● **Stated exercise**:
For every line in the records that has the word "certain", make a copy.

● **Provided data**:
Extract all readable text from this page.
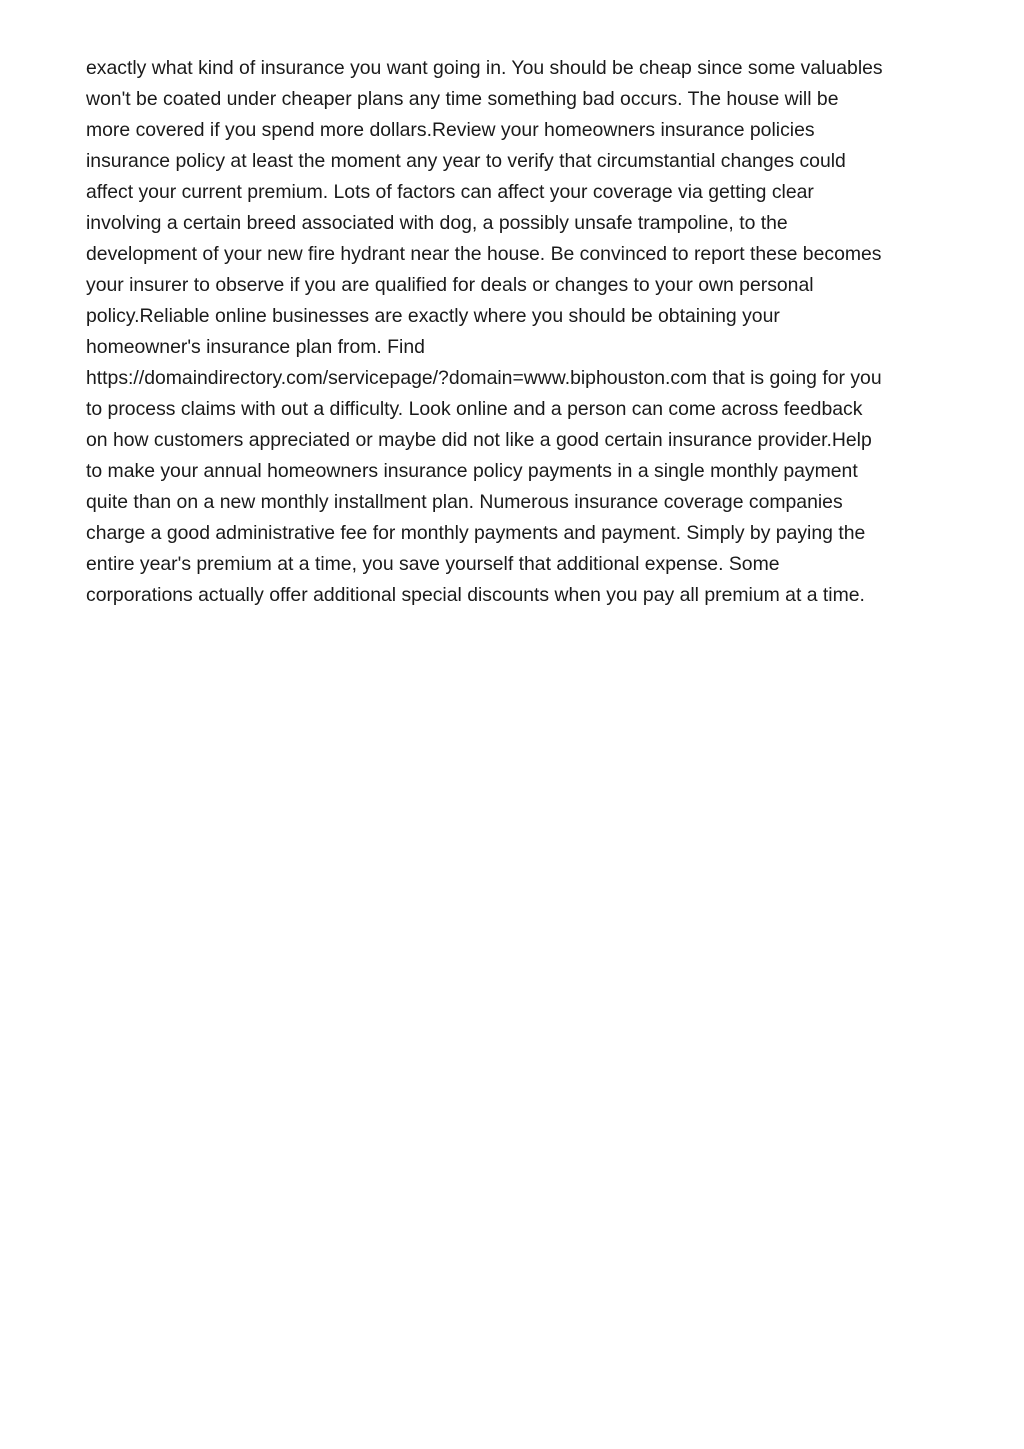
exactly what kind of insurance you want going in. You should be cheap since some valuables
won't be coated under cheaper plans any time something bad occurs. The house will be
more covered if you spend more dollars.Review your homeowners insurance policies
insurance policy at least the moment any year to verify that circumstantial changes could
affect your current premium. Lots of factors can affect your coverage via getting clear
involving a certain breed associated with dog, a possibly unsafe trampoline, to the
development of your new fire hydrant near the house. Be convinced to report these becomes
your insurer to observe if you are qualified for deals or changes to your own personal
policy.Reliable online businesses are exactly where you should be obtaining your
homeowner's insurance plan from. Find
https://domaindirectory.com/servicepage/?domain=www.biphouston.com that is going for you
to process claims with out a difficulty. Look online and a person can come across feedback
on how customers appreciated or maybe did not like a good certain insurance provider.Help
to make your annual homeowners insurance policy payments in a single monthly payment
quite than on a new monthly installment plan. Numerous insurance coverage companies
charge a good administrative fee for monthly payments and payment. Simply by paying the
entire year's premium at a time, you save yourself that additional expense. Some
corporations actually offer additional special discounts when you pay all premium at a time.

● **Solution to this problem**:
involving a certain breed associated with dog, a possibly unsafe trampoline, to the
on how customers appreciated or maybe did not like a good certain insurance provider.Help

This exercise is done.